-- start Data supplied --
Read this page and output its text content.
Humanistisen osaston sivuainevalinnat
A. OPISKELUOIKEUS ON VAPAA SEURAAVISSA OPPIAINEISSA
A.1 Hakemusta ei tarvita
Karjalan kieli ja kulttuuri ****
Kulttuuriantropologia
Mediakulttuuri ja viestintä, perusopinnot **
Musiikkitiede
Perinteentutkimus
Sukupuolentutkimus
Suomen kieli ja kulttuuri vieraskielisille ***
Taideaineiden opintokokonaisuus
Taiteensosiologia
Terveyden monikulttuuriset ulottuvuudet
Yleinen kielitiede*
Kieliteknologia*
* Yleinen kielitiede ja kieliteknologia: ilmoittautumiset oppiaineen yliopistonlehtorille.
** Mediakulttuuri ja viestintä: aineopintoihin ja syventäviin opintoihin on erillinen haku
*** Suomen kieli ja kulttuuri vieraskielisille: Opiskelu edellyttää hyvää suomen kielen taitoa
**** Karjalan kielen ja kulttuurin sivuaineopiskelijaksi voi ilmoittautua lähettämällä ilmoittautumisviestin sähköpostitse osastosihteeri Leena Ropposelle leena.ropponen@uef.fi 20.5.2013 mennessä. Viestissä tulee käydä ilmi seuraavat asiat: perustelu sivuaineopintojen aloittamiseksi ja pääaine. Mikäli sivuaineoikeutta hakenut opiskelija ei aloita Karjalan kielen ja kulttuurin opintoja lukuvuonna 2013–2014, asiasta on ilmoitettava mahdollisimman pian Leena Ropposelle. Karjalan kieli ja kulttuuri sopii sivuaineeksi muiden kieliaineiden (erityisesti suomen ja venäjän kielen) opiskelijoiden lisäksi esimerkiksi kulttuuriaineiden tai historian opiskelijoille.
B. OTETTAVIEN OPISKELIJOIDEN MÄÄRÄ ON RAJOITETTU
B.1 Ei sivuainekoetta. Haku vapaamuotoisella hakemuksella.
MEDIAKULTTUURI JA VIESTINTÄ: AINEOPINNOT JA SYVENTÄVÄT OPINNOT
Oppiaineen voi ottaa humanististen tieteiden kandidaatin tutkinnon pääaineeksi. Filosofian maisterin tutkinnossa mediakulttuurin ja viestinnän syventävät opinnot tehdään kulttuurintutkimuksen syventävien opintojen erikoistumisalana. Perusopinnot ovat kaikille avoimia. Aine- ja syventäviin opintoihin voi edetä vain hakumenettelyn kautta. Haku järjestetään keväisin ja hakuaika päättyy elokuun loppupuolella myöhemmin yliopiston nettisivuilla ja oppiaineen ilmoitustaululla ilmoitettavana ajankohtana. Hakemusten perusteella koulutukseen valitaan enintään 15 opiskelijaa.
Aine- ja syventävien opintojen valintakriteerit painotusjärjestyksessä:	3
-- end Data supplied --
▶ **Do this**
In the material above, show every line where the word "Karjalan" turns up.

▶ **Result below**
Karjalan kieli ja kulttuuri ****
**** Karjalan kielen ja kulttuurin sivuaineopiskelijaksi voi ilmoittautua lähettämällä ilmoittautumisviestin sähköpostitse osastosihteeri Leena Ropposelle leena.ropponen@uef.fi 20.5.2013 mennessä. Viestissä tulee käydä ilmi seuraavat asiat: perustelu sivuaineopintojen aloittamiseksi ja pääaine. Mikäli sivuaineoikeutta hakenut opiskelija ei aloita Karjalan kielen ja kulttuurin opintoja lukuvuonna 2013–2014, asiasta on ilmoitettava mahdollisimman pian Leena Ropposelle. Karjalan kieli ja kulttuuri sopii sivuaineeksi muiden kieliaineiden (erityisesti suomen ja venäjän kielen) opiskelijoiden lisäksi esimerkiksi kulttuuriaineiden tai historian opiskelijoille.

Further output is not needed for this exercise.